• ENTRIES SHOWN
━━━━━━
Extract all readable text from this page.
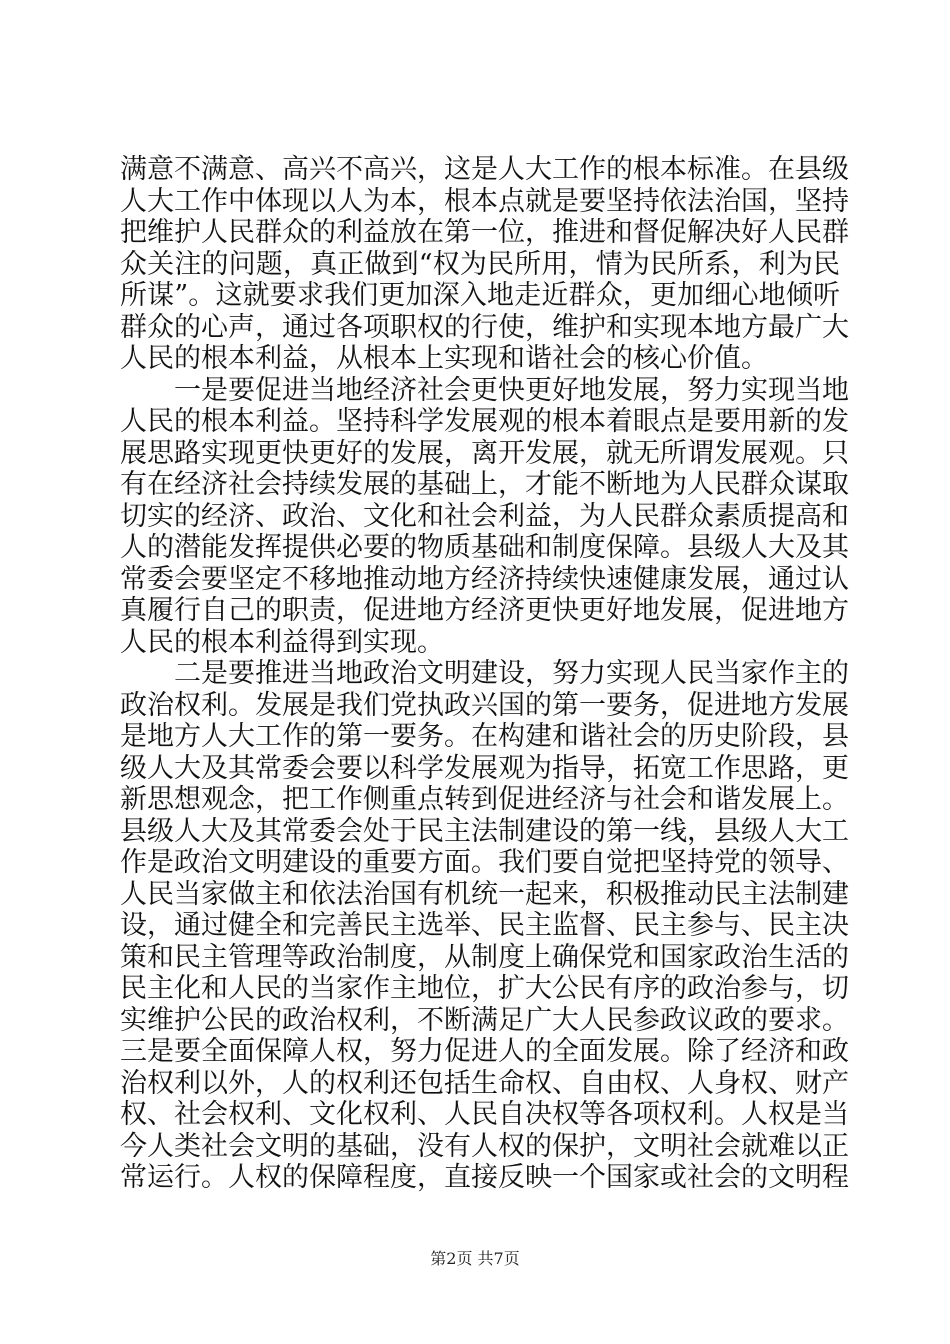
满意不满意、高兴不高兴，这是人大工作的根本标准。在县级
人大工作中体现以人为本，根本点就是要坚持依法治国，坚持
把维护人民群众的利益放在第一位，推进和督促解决好人民群
众关注的问题，真正做到“权为民所用，情为民所系，利为民
所谋”。这就要求我们更加深入地走近群众，更加细心地倾听
群众的心声，通过各项职权的行使，维护和实现本地方最广大
人民的根本利益，从根本上实现和谐社会的核心价值。
　　一是要促进当地经济社会更快更好地发展，努力实现当地
人民的根本利益。坚持科学发展观的根本着眼点是要用新的发
展思路实现更快更好的发展，离开发展，就无所谓发展观。只
有在经济社会持续发展的基础上，才能不断地为人民群众谋取
切实的经济、政治、文化和社会利益，为人民群众素质提高和
人的潜能发挥提供必要的物质基础和制度保障。县级人大及其
常委会要坚定不移地推动地方经济持续快速健康发展，通过认
真履行自己的职责，促进地方经济更快更好地发展，促进地方
人民的根本利益得到实现。
　　二是要推进当地政治文明建设，努力实现人民当家作主的
政治权利。发展是我们党执政兴国的第一要务，促进地方发展
是地方人大工作的第一要务。在构建和谐社会的历史阶段，县
级人大及其常委会要以科学发展观为指导，拓宽工作思路，更
新思想观念，把工作侧重点转到促进经济与社会和谐发展上。
县级人大及其常委会处于民主法制建设的第一线，县级人大工
作是政治文明建设的重要方面。我们要自觉把坚持党的领导、
人民当家做主和依法治国有机统一起来，积极推动民主法制建
设，通过健全和完善民主选举、民主监督、民主参与、民主决
策和民主管理等政治制度，从制度上确保党和国家政治生活的
民主化和人民的当家作主地位，扩大公民有序的政治参与，切
实维护公民的政治权利，不断满足广大人民参政议政的要求。
三是要全面保障人权，努力促进人的全面发展。除了经济和政
治权利以外，人的权利还包括生命权、自由权、人身权、财产
权、社会权利、文化权利、人民自决权等各项权利。人权是当
今人类社会文明的基础，没有人权的保护，文明社会就难以正
常运行。人权的保障程度，直接反映一个国家或社会的文明程
第2页 共7页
━━━━━━
• REQUEST
Without including any picture, repeat the data exactly.

• FINISHED EXERCISE
Extract all readable text from this page.
满意不满意、高兴不高兴，这是人大工作的根本标准。在县级
人大工作中体现以人为本，根本点就是要坚持依法治国，坚持
把维护人民群众的利益放在第一位，推进和督促解决好人民群
众关注的问题，真正做到“权为民所用，情为民所系，利为民
所谋”。这就要求我们更加深入地走近群众，更加细心地倾听
群众的心声，通过各项职权的行使，维护和实现本地方最广大
人民的根本利益，从根本上实现和谐社会的核心价值。
　　一是要促进当地经济社会更快更好地发展，努力实现当地
人民的根本利益。坚持科学发展观的根本着眼点是要用新的发
展思路实现更快更好的发展，离开发展，就无所谓发展观。只
有在经济社会持续发展的基础上，才能不断地为人民群众谋取
切实的经济、政治、文化和社会利益，为人民群众素质提高和
人的潜能发挥提供必要的物质基础和制度保障。县级人大及其
常委会要坚定不移地推动地方经济持续快速健康发展，通过认
真履行自己的职责，促进地方经济更快更好地发展，促进地方
人民的根本利益得到实现。
　　二是要推进当地政治文明建设，努力实现人民当家作主的
政治权利。发展是我们党执政兴国的第一要务，促进地方发展
是地方人大工作的第一要务。在构建和谐社会的历史阶段，县
级人大及其常委会要以科学发展观为指导，拓宽工作思路，更
新思想观念，把工作侧重点转到促进经济与社会和谐发展上。
县级人大及其常委会处于民主法制建设的第一线，县级人大工
作是政治文明建设的重要方面。我们要自觉把坚持党的领导、
人民当家做主和依法治国有机统一起来，积极推动民主法制建
设，通过健全和完善民主选举、民主监督、民主参与、民主决
策和民主管理等政治制度，从制度上确保党和国家政治生活的
民主化和人民的当家作主地位，扩大公民有序的政治参与，切
实维护公民的政治权利，不断满足广大人民参政议政的要求。
三是要全面保障人权，努力促进人的全面发展。除了经济和政
治权利以外，人的权利还包括生命权、自由权、人身权、财产
权、社会权利、文化权利、人民自决权等各项权利。人权是当
今人类社会文明的基础，没有人权的保护，文明社会就难以正
常运行。人权的保障程度，直接反映一个国家或社会的文明程
第2页 共7页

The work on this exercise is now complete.